### REQUIREMENT
Convert every line below into a Markdown table with two columns, "Row" and "Line": number each row and put the line's text beside it, leaving out any blank lines.

-- begin EXCERPTED DATA --

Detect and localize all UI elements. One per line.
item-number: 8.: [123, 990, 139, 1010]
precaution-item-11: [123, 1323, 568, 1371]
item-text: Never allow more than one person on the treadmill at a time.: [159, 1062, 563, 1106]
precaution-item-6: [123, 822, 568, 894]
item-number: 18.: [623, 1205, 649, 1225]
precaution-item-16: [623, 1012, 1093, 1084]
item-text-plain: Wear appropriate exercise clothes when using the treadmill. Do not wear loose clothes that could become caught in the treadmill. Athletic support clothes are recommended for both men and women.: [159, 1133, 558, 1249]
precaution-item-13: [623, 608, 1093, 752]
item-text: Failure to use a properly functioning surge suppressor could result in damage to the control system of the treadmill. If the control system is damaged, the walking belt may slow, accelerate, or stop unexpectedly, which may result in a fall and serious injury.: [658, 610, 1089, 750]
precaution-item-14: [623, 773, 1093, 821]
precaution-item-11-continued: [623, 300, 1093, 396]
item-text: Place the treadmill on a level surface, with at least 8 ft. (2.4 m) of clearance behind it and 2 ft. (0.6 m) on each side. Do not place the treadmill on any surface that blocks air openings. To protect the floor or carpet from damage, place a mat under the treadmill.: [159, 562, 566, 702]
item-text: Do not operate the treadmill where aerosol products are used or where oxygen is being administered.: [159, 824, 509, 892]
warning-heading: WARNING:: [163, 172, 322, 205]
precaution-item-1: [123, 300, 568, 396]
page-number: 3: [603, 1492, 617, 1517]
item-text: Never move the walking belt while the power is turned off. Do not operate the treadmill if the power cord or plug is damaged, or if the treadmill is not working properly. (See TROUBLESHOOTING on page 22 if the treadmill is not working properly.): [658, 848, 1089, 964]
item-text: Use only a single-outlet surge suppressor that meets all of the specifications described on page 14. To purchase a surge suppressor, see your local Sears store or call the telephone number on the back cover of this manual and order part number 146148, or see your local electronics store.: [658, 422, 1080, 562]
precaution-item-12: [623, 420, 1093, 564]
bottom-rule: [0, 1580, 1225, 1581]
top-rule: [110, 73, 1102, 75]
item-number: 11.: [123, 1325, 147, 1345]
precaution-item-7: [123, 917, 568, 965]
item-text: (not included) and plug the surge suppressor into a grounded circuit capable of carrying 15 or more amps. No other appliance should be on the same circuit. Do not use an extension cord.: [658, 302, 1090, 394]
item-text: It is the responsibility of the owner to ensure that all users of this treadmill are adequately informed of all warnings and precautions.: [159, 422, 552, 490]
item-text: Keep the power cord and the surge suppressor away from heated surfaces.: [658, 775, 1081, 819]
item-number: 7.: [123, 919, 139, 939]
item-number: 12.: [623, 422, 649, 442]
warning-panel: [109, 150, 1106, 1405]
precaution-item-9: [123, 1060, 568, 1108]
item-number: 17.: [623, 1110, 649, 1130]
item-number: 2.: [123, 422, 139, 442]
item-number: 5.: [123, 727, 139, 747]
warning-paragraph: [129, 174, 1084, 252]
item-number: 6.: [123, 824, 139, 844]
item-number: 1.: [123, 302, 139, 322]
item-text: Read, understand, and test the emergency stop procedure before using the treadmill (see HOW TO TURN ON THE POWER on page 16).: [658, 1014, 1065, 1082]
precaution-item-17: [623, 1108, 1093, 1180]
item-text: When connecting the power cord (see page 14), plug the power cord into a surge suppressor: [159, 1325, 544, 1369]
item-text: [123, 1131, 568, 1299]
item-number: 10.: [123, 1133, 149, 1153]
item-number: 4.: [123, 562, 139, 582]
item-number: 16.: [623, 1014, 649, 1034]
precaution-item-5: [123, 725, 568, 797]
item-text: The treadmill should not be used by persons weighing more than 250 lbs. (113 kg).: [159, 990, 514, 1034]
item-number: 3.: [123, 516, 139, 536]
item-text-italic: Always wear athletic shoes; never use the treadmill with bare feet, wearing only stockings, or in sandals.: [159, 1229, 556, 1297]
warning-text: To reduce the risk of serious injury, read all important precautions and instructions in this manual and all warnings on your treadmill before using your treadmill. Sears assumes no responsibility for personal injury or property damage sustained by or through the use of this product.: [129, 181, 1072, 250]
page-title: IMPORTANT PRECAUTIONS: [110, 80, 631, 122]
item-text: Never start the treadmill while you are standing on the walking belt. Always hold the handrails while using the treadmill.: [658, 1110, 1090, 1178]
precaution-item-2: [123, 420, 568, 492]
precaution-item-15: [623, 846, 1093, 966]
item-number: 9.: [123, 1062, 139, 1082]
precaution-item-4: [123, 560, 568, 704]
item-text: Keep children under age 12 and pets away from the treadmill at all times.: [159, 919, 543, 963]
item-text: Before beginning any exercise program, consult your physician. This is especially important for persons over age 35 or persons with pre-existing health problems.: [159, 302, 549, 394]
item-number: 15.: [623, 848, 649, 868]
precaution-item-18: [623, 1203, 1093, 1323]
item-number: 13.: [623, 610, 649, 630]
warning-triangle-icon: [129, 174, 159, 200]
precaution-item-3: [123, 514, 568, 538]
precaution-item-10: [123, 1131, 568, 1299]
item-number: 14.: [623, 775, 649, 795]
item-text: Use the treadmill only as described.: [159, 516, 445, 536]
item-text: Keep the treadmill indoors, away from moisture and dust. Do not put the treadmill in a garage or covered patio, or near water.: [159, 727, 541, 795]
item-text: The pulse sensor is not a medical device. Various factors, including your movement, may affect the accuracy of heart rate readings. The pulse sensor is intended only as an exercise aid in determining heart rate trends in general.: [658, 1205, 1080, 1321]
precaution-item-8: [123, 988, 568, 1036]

-- end EXCERPTED DATA --

### OUTPUT BELOW
| Row | Line |
|---|---|
| 1 | Detect and localize all UI elements. One per line. |
| 2 | item-number: 8.: [123, 990, 139, 1010] |
| 3 | precaution-item-11: [123, 1323, 568, 1371] |
| 4 | item-text: Never allow more than one person on the treadmill at a time.: [159, 1062, 563, 1106] |
| 5 | precaution-item-6: [123, 822, 568, 894] |
| 6 | item-number: 18.: [623, 1205, 649, 1225] |
| 7 | precaution-item-16: [623, 1012, 1093, 1084] |
| 8 | item-text-plain: Wear appropriate exercise clothes when using the treadmill. Do not wear loose clothes that could become caught in the treadmill. Athletic support clothes are recommended for both men and women.: [159, 1133, 558, 1249] |
| 9 | precaution-item-13: [623, 608, 1093, 752] |
| 10 | item-text: Failure to use a properly functioning surge suppressor could result in damage to the control system of the treadmill. If the control system is damaged, the walking belt may slow, accelerate, or stop unexpectedly, which may result in a fall and serious injury.: [658, 610, 1089, 750] |
| 11 | precaution-item-14: [623, 773, 1093, 821] |
| 12 | precaution-item-11-continued: [623, 300, 1093, 396] |
| 13 | item-text: Place the treadmill on a level surface, with at least 8 ft. (2.4 m) of clearance behind it and 2 ft. (0.6 m) on each side. Do not place the treadmill on any surface that blocks air openings. To protect the floor or carpet from damage, place a mat under the treadmill.: [159, 562, 566, 702] |
| 14 | item-text: Do not operate the treadmill where aerosol products are used or where oxygen is being administered.: [159, 824, 509, 892] |
| 15 | warning-heading: WARNING:: [163, 172, 322, 205] |
| 16 | precaution-item-1: [123, 300, 568, 396] |
| 17 | page-number: 3: [603, 1492, 617, 1517] |
| 18 | item-text: Never move the walking belt while the power is turned off. Do not operate the treadmill if the power cord or plug is damaged, or if the treadmill is not working properly. (See TROUBLESHOOTING on page 22 if the treadmill is not working properly.): [658, 848, 1089, 964] |
| 19 | item-text: Use only a single-outlet surge suppressor that meets all of the specifications described on page 14. To purchase a surge suppressor, see your local Sears store or call the telephone number on the back cover of this manual and order part number 146148, or see your local electronics store.: [658, 422, 1080, 562] |
| 20 | precaution-item-12: [623, 420, 1093, 564] |
| 21 | bottom-rule: [0, 1580, 1225, 1581] |
| 22 | top-rule: [110, 73, 1102, 75] |
| 23 | item-number: 11.: [123, 1325, 147, 1345] |
| 24 | precaution-item-7: [123, 917, 568, 965] |
| 25 | item-text: (not included) and plug the surge suppressor into a grounded circuit capable of carrying 15 or more amps. No other appliance should be on the same circuit. Do not use an extension cord.: [658, 302, 1090, 394] |
| 26 | item-text: It is the responsibility of the owner to ensure that all users of this treadmill are adequately informed of all warnings and precautions.: [159, 422, 552, 490] |
| 27 | item-text: Keep the power cord and the surge suppressor away from heated surfaces.: [658, 775, 1081, 819] |
| 28 | item-number: 7.: [123, 919, 139, 939] |
| 29 | item-number: 12.: [623, 422, 649, 442] |
| 30 | warning-panel: [109, 150, 1106, 1405] |
| 31 | precaution-item-9: [123, 1060, 568, 1108] |
| 32 | item-number: 17.: [623, 1110, 649, 1130] |
| 33 | item-number: 2.: [123, 422, 139, 442] |
| 34 | item-number: 5.: [123, 727, 139, 747] |
| 35 | warning-paragraph: [129, 174, 1084, 252] |
| 36 | item-number: 6.: [123, 824, 139, 844] |
| 37 | item-number: 1.: [123, 302, 139, 322] |
| 38 | item-text: Read, understand, and test the emergency stop procedure before using the treadmill (see HOW TO TURN ON THE POWER on page 16).: [658, 1014, 1065, 1082] |
| 39 | precaution-item-17: [623, 1108, 1093, 1180] |
| 40 | item-text: When connecting the power cord (see page 14), plug the power cord into a surge suppressor: [159, 1325, 544, 1369] |
| 41 | item-text: [123, 1131, 568, 1299] |
| 42 | item-number: 10.: [123, 1133, 149, 1153] |
| 43 | item-number: 4.: [123, 562, 139, 582] |
| 44 | item-number: 16.: [623, 1014, 649, 1034] |
| 45 | precaution-item-5: [123, 725, 568, 797] |
| 46 | item-text: The treadmill should not be used by persons weighing more than 250 lbs. (113 kg).: [159, 990, 514, 1034] |
| 47 | item-number: 3.: [123, 516, 139, 536] |
| 48 | item-text-italic: Always wear athletic shoes; never use the treadmill with bare feet, wearing only stockings, or in sandals.: [159, 1229, 556, 1297] |
| 49 | warning-text: To reduce the risk of serious injury, read all important precautions and instructions in this manual and all warnings on your treadmill before using your treadmill. Sears assumes no responsibility for personal injury or property damage sustained by or through the use of this product.: [129, 181, 1072, 250] |
| 50 | page-title: IMPORTANT PRECAUTIONS: [110, 80, 631, 122] |
| 51 | item-text: Never start the treadmill while you are standing on the walking belt. Always hold the handrails while using the treadmill.: [658, 1110, 1090, 1178] |
| 52 | precaution-item-2: [123, 420, 568, 492] |
| 53 | precaution-item-15: [623, 846, 1093, 966] |
| 54 | item-number: 9.: [123, 1062, 139, 1082] |
| 55 | precaution-item-4: [123, 560, 568, 704] |
| 56 | item-text: Keep children under age 12 and pets away from the treadmill at all times.: [159, 919, 543, 963] |
| 57 | item-text: Before beginning any exercise program, consult your physician. This is especially important for persons over age 35 or persons with pre-existing health problems.: [159, 302, 549, 394] |
| 58 | item-number: 15.: [623, 848, 649, 868] |
| 59 | precaution-item-18: [623, 1203, 1093, 1323] |
| 60 | item-number: 13.: [623, 610, 649, 630] |
| 61 | warning-triangle-icon: [129, 174, 159, 200] |
| 62 | precaution-item-3: [123, 514, 568, 538] |
| 63 | precaution-item-10: [123, 1131, 568, 1299] |
| 64 | item-number: 14.: [623, 775, 649, 795] |
| 65 | item-text: Use the treadmill only as described.: [159, 516, 445, 536] |
| 66 | item-text: Keep the treadmill indoors, away from moisture and dust. Do not put the treadmill in a garage or covered patio, or near water.: [159, 727, 541, 795] |
| 67 | item-text: The pulse sensor is not a medical device. Various factors, including your movement, may affect the accuracy of heart rate readings. The pulse sensor is intended only as an exercise aid in determining heart rate trends in general.: [658, 1205, 1080, 1321] |
| 68 | precaution-item-8: [123, 988, 568, 1036] |